▸ **TASK BRIEF**: Tally the lines that contain "прът" and report the total alone.

▸ **DATA SHOWN**:
▼▼▼

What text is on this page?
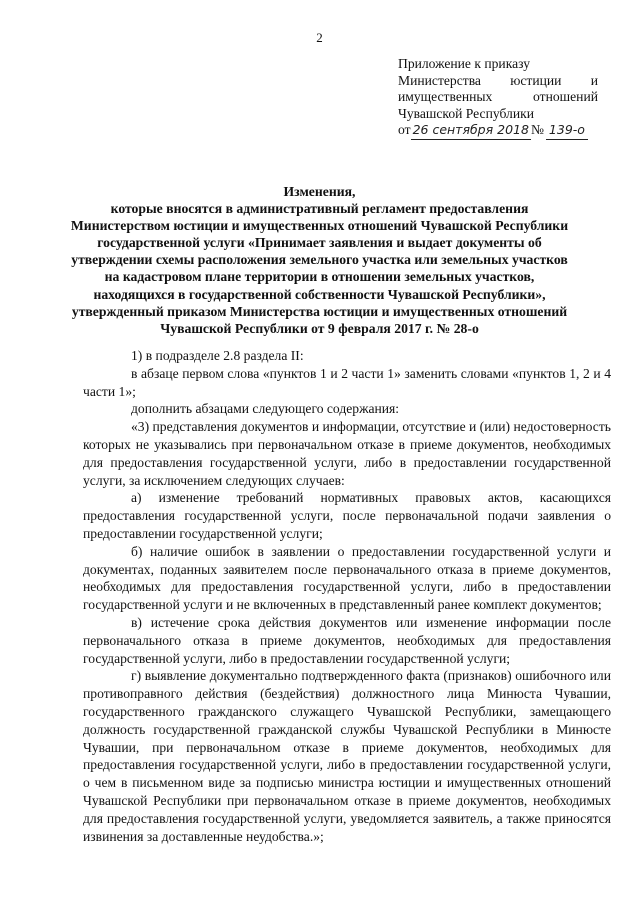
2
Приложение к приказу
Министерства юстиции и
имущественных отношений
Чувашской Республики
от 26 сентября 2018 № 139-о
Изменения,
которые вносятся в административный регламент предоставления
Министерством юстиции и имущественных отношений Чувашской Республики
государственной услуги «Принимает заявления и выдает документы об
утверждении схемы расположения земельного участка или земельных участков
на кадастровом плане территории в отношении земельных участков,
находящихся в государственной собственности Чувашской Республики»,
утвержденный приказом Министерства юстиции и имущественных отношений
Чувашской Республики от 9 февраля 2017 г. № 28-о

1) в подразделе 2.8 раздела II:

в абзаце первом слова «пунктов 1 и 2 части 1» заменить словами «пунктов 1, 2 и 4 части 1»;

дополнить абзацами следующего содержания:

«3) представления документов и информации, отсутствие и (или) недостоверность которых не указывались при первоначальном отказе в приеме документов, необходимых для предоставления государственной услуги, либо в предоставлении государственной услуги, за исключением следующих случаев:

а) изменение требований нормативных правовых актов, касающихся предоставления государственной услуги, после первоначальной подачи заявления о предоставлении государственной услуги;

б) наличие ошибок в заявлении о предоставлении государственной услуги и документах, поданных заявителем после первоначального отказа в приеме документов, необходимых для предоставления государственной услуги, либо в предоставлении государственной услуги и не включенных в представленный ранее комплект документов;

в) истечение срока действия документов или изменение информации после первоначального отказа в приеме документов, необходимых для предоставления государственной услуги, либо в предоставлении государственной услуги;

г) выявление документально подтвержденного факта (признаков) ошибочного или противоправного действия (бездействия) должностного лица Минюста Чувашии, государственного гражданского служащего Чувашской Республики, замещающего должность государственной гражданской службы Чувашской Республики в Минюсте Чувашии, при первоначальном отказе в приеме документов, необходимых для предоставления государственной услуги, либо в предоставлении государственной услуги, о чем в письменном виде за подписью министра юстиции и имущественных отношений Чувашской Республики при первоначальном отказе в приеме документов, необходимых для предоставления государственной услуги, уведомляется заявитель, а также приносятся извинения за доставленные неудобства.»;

▲▲▲
▼▼▼

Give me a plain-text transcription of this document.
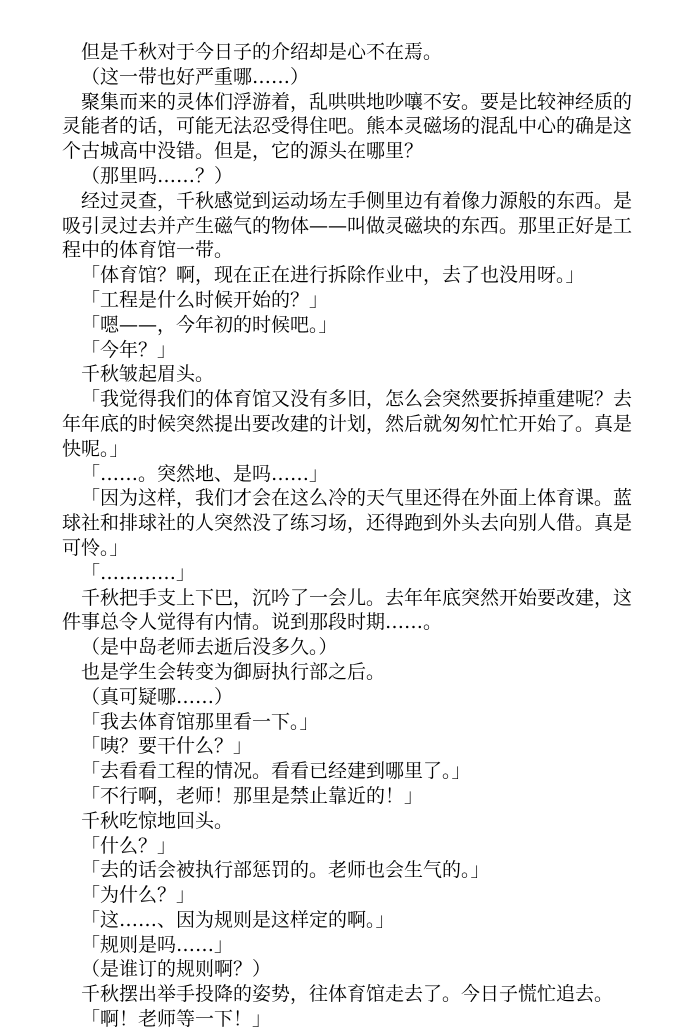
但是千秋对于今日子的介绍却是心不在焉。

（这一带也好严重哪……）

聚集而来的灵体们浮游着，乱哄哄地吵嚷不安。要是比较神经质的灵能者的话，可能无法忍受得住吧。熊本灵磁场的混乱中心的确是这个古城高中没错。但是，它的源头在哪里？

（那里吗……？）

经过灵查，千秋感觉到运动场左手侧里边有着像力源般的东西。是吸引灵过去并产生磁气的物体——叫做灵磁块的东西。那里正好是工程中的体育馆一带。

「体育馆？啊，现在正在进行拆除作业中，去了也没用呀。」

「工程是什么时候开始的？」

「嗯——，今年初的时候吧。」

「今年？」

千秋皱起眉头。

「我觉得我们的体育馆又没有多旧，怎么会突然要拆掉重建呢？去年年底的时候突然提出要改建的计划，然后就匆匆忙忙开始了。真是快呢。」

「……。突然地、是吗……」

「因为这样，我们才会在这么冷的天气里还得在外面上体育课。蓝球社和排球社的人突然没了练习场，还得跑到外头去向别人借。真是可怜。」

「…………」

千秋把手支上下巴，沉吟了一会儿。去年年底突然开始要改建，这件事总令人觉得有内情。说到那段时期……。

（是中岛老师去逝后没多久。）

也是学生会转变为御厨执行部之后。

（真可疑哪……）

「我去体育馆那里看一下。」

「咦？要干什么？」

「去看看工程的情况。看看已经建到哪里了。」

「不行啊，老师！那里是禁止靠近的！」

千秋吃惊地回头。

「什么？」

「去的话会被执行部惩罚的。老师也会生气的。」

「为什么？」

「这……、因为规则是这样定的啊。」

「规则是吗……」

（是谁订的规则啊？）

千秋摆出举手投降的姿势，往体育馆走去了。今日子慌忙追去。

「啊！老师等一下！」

▲▲▲
▼▼▼

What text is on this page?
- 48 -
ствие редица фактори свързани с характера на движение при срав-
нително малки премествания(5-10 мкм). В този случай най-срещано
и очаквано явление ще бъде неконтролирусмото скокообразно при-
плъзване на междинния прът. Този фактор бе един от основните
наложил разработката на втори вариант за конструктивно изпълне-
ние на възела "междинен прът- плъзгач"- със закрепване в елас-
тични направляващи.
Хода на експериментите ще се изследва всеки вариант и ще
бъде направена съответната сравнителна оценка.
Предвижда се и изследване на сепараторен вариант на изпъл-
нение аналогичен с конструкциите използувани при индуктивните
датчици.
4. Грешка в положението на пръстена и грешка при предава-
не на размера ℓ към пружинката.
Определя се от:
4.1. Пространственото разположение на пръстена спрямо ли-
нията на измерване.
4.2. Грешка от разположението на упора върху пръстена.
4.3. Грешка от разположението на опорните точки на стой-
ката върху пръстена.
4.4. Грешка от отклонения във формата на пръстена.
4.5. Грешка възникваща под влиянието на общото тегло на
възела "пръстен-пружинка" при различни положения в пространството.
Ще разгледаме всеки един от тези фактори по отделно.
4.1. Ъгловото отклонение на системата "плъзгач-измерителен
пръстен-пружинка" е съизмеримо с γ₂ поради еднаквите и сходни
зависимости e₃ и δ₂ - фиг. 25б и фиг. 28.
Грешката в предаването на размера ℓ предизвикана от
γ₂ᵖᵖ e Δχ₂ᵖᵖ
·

▲▲▲

▸ **FINAL RESULT**: 2